* [Work required]:
Write out precisely the lines beginning with the line that contains "What text is on this page?" and ending with the last line of the entries, and no other lines.

[Collection entries]
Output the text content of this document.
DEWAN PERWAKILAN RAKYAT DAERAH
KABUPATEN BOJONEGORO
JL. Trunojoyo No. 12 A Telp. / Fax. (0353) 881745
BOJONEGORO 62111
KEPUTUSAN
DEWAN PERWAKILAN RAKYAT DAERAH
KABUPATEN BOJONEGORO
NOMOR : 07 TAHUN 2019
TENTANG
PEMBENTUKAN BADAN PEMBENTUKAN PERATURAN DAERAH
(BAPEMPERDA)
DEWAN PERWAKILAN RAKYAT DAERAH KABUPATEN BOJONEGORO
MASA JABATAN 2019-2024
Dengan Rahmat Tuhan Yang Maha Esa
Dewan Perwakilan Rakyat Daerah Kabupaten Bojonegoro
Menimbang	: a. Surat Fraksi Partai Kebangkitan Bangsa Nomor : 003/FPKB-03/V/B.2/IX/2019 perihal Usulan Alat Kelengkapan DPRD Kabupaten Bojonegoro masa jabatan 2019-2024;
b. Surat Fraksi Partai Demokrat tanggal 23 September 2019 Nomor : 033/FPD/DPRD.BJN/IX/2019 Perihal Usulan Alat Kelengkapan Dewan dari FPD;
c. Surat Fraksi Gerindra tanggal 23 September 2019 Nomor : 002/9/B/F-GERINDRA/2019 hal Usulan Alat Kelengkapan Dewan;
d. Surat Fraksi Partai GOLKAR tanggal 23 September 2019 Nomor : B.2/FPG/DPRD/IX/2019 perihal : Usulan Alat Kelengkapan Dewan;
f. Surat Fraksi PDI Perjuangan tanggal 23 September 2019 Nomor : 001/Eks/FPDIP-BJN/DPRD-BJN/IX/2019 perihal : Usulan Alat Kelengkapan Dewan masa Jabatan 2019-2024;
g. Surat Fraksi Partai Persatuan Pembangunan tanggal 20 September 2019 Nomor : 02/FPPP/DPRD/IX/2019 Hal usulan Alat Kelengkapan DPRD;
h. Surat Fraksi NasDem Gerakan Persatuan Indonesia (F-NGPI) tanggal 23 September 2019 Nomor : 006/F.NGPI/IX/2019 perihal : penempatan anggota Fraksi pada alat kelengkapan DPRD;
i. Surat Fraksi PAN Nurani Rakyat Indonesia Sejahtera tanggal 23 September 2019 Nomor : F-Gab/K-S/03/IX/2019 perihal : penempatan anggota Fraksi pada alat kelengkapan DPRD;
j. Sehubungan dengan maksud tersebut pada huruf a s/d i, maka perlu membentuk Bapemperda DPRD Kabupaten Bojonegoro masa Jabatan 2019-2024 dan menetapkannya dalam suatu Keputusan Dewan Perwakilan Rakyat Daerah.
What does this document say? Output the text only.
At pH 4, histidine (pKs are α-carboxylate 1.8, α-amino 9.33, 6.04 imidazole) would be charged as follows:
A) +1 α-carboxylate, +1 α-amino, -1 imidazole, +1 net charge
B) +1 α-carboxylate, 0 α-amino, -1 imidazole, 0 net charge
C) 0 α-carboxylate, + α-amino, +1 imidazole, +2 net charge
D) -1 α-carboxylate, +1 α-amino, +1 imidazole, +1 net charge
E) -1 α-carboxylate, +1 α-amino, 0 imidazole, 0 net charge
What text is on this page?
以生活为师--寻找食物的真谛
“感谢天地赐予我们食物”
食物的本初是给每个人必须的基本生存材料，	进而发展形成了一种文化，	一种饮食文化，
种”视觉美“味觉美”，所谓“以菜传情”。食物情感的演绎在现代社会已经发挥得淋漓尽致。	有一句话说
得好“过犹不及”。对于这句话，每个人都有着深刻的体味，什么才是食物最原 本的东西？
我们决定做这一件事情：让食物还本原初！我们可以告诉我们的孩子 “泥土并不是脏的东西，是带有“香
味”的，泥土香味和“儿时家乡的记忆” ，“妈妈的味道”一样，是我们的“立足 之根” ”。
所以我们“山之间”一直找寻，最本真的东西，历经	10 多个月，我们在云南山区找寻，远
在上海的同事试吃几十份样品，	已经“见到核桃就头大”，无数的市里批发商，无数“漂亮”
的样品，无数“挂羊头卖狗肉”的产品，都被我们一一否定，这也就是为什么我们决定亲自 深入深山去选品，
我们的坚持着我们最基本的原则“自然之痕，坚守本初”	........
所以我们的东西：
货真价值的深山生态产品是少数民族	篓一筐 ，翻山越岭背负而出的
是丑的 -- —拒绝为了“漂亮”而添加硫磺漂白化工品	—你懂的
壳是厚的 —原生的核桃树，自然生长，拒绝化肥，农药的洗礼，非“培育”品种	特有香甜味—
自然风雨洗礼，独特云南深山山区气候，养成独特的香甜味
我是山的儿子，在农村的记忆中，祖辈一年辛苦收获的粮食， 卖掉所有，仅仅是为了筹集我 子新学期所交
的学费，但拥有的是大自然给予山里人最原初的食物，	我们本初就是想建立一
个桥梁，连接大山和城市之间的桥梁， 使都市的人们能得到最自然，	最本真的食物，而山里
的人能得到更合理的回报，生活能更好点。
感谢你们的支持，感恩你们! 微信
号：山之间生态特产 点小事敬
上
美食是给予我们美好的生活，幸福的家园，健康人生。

* [The output]:
What text is on this page?
以生活为师--寻找食物的真谛
“感谢天地赐予我们食物”
食物的本初是给每个人必须的基本生存材料，	进而发展形成了一种文化，	一种饮食文化，
种”视觉美“味觉美”，所谓“以菜传情”。食物情感的演绎在现代社会已经发挥得淋漓尽致。	有一句话说
得好“过犹不及”。对于这句话，每个人都有着深刻的体味，什么才是食物最原 本的东西？
我们决定做这一件事情：让食物还本原初！我们可以告诉我们的孩子 “泥土并不是脏的东西，是带有“香
味”的，泥土香味和“儿时家乡的记忆” ，“妈妈的味道”一样，是我们的“立足 之根” ”。
所以我们“山之间”一直找寻，最本真的东西，历经	10 多个月，我们在云南山区找寻，远
在上海的同事试吃几十份样品，	已经“见到核桃就头大”，无数的市里批发商，无数“漂亮”
的样品，无数“挂羊头卖狗肉”的产品，都被我们一一否定，这也就是为什么我们决定亲自 深入深山去选品，
我们的坚持着我们最基本的原则“自然之痕，坚守本初”	........
所以我们的东西：
货真价值的深山生态产品是少数民族	篓一筐 ，翻山越岭背负而出的
是丑的 -- —拒绝为了“漂亮”而添加硫磺漂白化工品	—你懂的
壳是厚的 —原生的核桃树，自然生长，拒绝化肥，农药的洗礼，非“培育”品种	特有香甜味—
自然风雨洗礼，独特云南深山山区气候，养成独特的香甜味
我是山的儿子，在农村的记忆中，祖辈一年辛苦收获的粮食， 卖掉所有，仅仅是为了筹集我 子新学期所交
的学费，但拥有的是大自然给予山里人最原初的食物，	我们本初就是想建立一
个桥梁，连接大山和城市之间的桥梁， 使都市的人们能得到最自然，	最本真的食物，而山里
的人能得到更合理的回报，生活能更好点。
感谢你们的支持，感恩你们! 微信
号：山之间生态特产 点小事敬
上
美食是给予我们美好的生活，幸福的家园，健康人生。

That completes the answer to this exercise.